• Passage shown:
That caste should not be treated as a fixed designation is now commonly recognised since new groups come and go, and there are movements between groups. Bhagat describes them as "fluid, fuzzy and dynamic historically" and gives as an example the emergence in the early 20th century of the Kamma and Reddy castes through coalescence of like-minded, politically motivated groups.

Despite its variability, the published information relating to age caused significant angst among social reformers, notably in relation to the Child Marriage Restraint Act (Sarda Act) of 1929. (Note: The Sarda Act imposed penalties for marriage of girls under the age of 14 and boys under the age of 18. It led to incorrect data being supplied regarding age and marriage status in areas such as Baroda and Kashmir.) The legislation had been supported by the 1931 Census Commissioner, Hutton, who had noticed a declining trend in the custom of child marriages and saw the act as encouraging the decline. Eleanor Rathbone, a prominent campaigner for women's rights and a believer that the Raj authorities were not getting to grips with Indian social issues, used figures from the 1931 census to support her misguided claim that such marriages were not in decline and that the act had caused a significant spike in the numbers. She claimed that there had been a 50 percent increase in wives under the age of 15 and a quadrupling of wives under 5 years old since 1921, and that the lives of women were being blighted. She thought Indians incapable of helping themselves and in need of firmer instruction from British authorities, who should enforce change, rather than merely encourage it. In turn, debates such as those, based on untrustworthy information, informed opinions about Indian nationalism and the role of Britain generally in the country. Rathbone herself was confronted by Rama Rau, an Indian feminist, who said that the British were simply not well-placed to understand Indian culture and that "educated Indian women were working in every province of their country to eradicate social evils and outmoded customs and prejudices, and we refused to accept the assertion that the removal of social evils in Indian society was the responsibility of the British".

• What this exercise asks:
**A.** Retype everything in the passage on caste and the 1931 census from "That caste should" down to "politically motivated groups.".
**B.** For each statement below, say whether the passage on caste and the 1931 census agrees with it, answering yes or no and quoting the words of the passage that decide it: (i) The Sarda Act imposed penalties for marriage of boys under 18. (ii) Hutton opposed the Sarda Act. (iii) Rathbone claimed that wives under 5 years old had tripled in number since 1921.

• Record set:
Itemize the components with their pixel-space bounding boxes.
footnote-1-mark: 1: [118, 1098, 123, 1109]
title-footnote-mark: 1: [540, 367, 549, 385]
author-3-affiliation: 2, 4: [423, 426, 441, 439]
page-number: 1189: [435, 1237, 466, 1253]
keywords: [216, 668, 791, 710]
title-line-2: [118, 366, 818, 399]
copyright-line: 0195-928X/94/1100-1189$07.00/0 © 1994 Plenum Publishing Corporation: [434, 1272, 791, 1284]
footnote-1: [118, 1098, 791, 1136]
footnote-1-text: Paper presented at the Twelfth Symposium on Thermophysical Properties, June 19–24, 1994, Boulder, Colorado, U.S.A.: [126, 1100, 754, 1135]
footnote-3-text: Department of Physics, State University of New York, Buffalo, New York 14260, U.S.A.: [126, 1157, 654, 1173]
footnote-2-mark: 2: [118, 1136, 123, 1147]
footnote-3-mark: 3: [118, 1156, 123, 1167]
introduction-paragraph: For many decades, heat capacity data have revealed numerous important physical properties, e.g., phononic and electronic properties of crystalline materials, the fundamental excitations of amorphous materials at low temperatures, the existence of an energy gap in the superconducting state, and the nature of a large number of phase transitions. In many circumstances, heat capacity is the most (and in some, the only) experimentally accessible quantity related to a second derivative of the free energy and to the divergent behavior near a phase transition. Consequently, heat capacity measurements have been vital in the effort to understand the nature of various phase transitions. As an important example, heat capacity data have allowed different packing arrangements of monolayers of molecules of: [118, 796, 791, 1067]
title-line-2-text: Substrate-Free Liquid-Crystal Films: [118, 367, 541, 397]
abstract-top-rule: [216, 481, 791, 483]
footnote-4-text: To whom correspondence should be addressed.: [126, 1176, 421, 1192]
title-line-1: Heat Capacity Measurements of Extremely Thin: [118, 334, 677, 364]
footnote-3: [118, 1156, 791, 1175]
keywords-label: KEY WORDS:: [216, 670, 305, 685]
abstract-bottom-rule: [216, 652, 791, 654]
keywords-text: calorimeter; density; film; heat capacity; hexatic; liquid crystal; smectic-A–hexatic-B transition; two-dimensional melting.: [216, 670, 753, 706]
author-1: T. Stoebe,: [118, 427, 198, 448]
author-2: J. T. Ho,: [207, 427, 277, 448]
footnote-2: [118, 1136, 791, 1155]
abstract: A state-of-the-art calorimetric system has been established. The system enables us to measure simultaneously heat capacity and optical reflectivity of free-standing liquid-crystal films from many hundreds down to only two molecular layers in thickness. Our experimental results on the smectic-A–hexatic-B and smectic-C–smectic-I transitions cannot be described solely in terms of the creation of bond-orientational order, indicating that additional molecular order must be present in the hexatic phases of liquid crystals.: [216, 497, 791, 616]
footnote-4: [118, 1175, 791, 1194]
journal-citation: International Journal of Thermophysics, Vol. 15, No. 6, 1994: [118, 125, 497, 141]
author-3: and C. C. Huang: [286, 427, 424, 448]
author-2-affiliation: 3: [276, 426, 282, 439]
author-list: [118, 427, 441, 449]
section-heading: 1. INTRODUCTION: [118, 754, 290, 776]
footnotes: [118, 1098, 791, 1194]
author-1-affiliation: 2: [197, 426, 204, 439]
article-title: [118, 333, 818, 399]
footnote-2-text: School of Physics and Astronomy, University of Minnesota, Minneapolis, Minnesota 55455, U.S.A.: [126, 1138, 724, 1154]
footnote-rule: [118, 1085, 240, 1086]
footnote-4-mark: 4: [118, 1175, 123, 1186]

• The results:
**A.**
That caste should not be treated as a fixed designation is now commonly recognised since new groups come and go, and there are movements between groups. Bhagat describes them as "fluid, fuzzy and dynamic historically" and gives as an example the emergence in the early 20th century of the Kamma and Reddy castes through coalescence of like-minded, politically motivated groups.

**B.**
(i) Yes: "The Sarda Act imposed penalties for marriage of girls under the age of 14 and boys under the age of 18."
(ii) No: "The legislation had been supported by the 1931 Census Commissioner, Hutton"
(iii) No: "a quadrupling of wives under 5 years old since 1921"